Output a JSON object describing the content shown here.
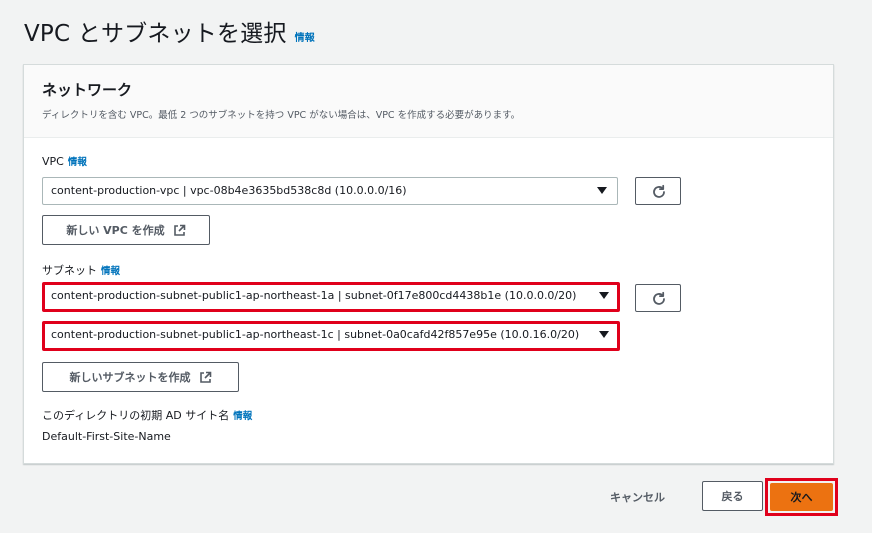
{
  "page": {
    "title": "VPC とサブネットを選択",
    "info": "情報"
  },
  "panel": {
    "title": "ネットワーク",
    "description": "ディレクトリを含む VPC。最低 2 つのサブネットを持つ VPC がない場合は、VPC を作成する必要があります。"
  },
  "vpc": {
    "label": "VPC",
    "info": "情報",
    "selected": "content-production-vpc | vpc-08b4e3635bd538c8d (10.0.0.0/16)",
    "create_label": "新しい VPC を作成"
  },
  "subnet": {
    "label": "サブネット",
    "info": "情報",
    "selected_1": "content-production-subnet-public1-ap-northeast-1a | subnet-0f17e800cd4438b1e (10.0.0.0/20)",
    "selected_2": "content-production-subnet-public1-ap-northeast-1c | subnet-0a0cafd42f857e95e (10.0.16.0/20)",
    "create_label": "新しいサブネットを作成"
  },
  "ad_site": {
    "label": "このディレクトリの初期 AD サイト名",
    "info": "情報",
    "value": "Default-First-Site-Name"
  },
  "footer": {
    "cancel": "キャンセル",
    "back": "戻る",
    "next": "次へ"
  },
  "colors": {
    "accent": "#ec7211",
    "link": "#0073bb",
    "highlight": "#e0001b"
  },
  "icons": [
    "refresh-icon",
    "external-link-icon",
    "caret-down-icon"
  ]
}
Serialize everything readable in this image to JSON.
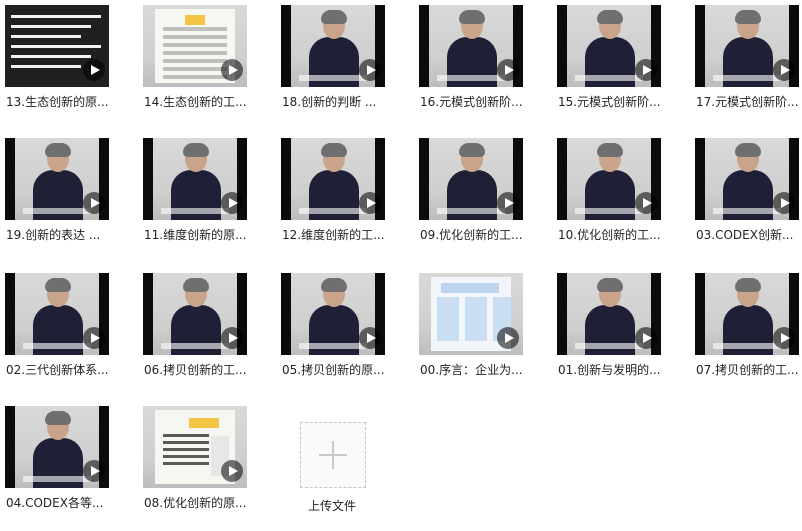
{
  "items": [
    {
      "caption": "13.生态创新的原...",
      "kind": "text"
    },
    {
      "caption": "14.生态创新的工...",
      "kind": "slide"
    },
    {
      "caption": "18.创新的判断  ...",
      "kind": "person"
    },
    {
      "caption": "16.元模式创新阶...",
      "kind": "person"
    },
    {
      "caption": "15.元模式创新阶...",
      "kind": "person"
    },
    {
      "caption": "17.元模式创新阶...",
      "kind": "person"
    },
    {
      "caption": "19.创新的表达  ...",
      "kind": "person"
    },
    {
      "caption": "11.维度创新的原...",
      "kind": "person"
    },
    {
      "caption": "12.维度创新的工...",
      "kind": "person"
    },
    {
      "caption": "09.优化创新的工...",
      "kind": "person"
    },
    {
      "caption": "10.优化创新的工...",
      "kind": "person"
    },
    {
      "caption": "03.CODEX创新...",
      "kind": "person"
    },
    {
      "caption": "02.三代创新体系...",
      "kind": "person"
    },
    {
      "caption": "06.拷贝创新的工...",
      "kind": "person"
    },
    {
      "caption": "05.拷贝创新的原...",
      "kind": "person"
    },
    {
      "caption": "00.序言：企业为...",
      "kind": "slide2"
    },
    {
      "caption": "01.创新与发明的...",
      "kind": "person"
    },
    {
      "caption": "07.拷贝创新的工...",
      "kind": "person"
    },
    {
      "caption": "04.CODEX各等...",
      "kind": "person"
    },
    {
      "caption": "08.优化创新的原...",
      "kind": "slide3"
    }
  ],
  "upload": {
    "label": "上传文件"
  }
}
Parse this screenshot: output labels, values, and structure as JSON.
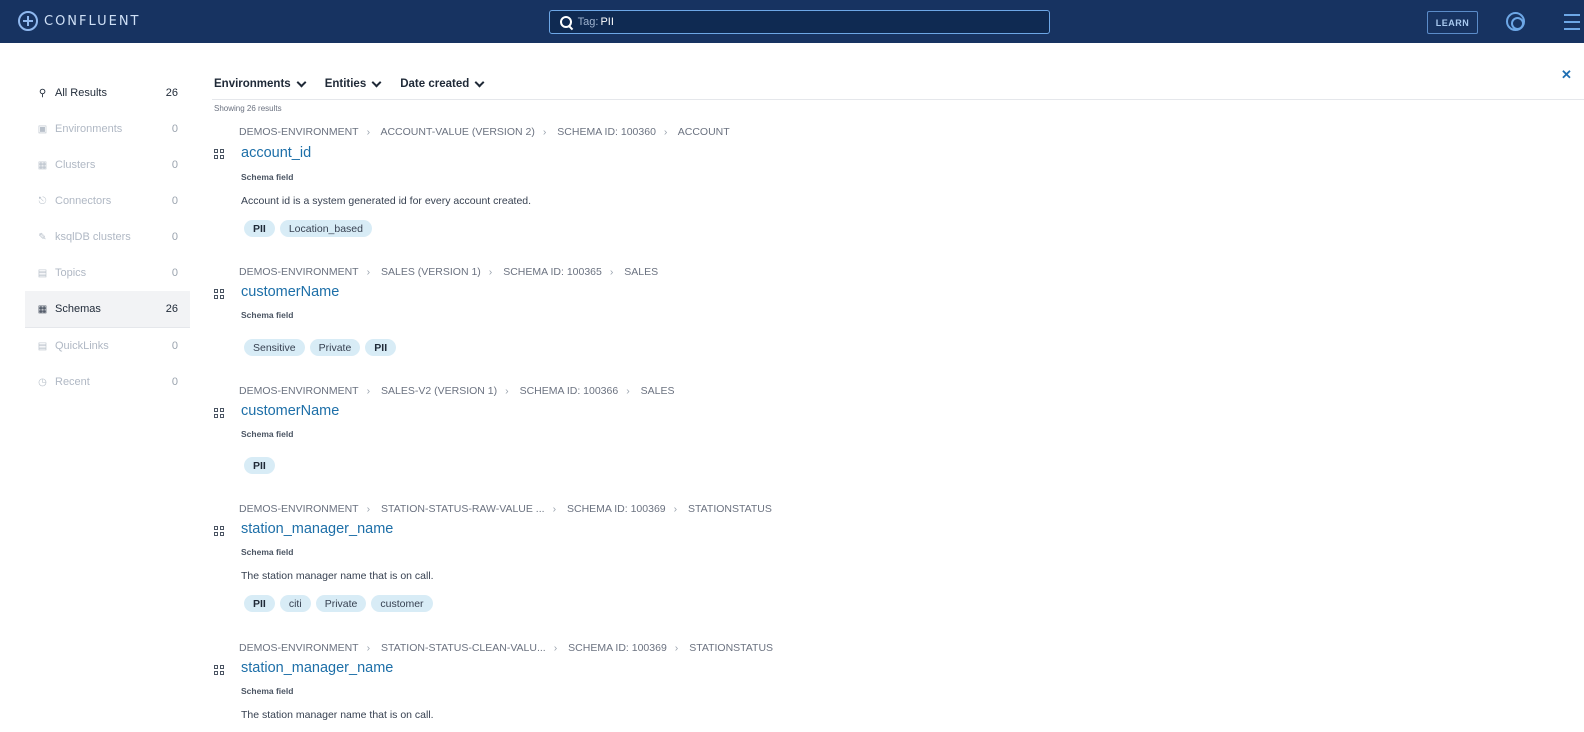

══════════

# The problem:
Report the number of lines in the entries above that include the word "拷贝创新的工" and add nothing to it.

# Response to this task:
2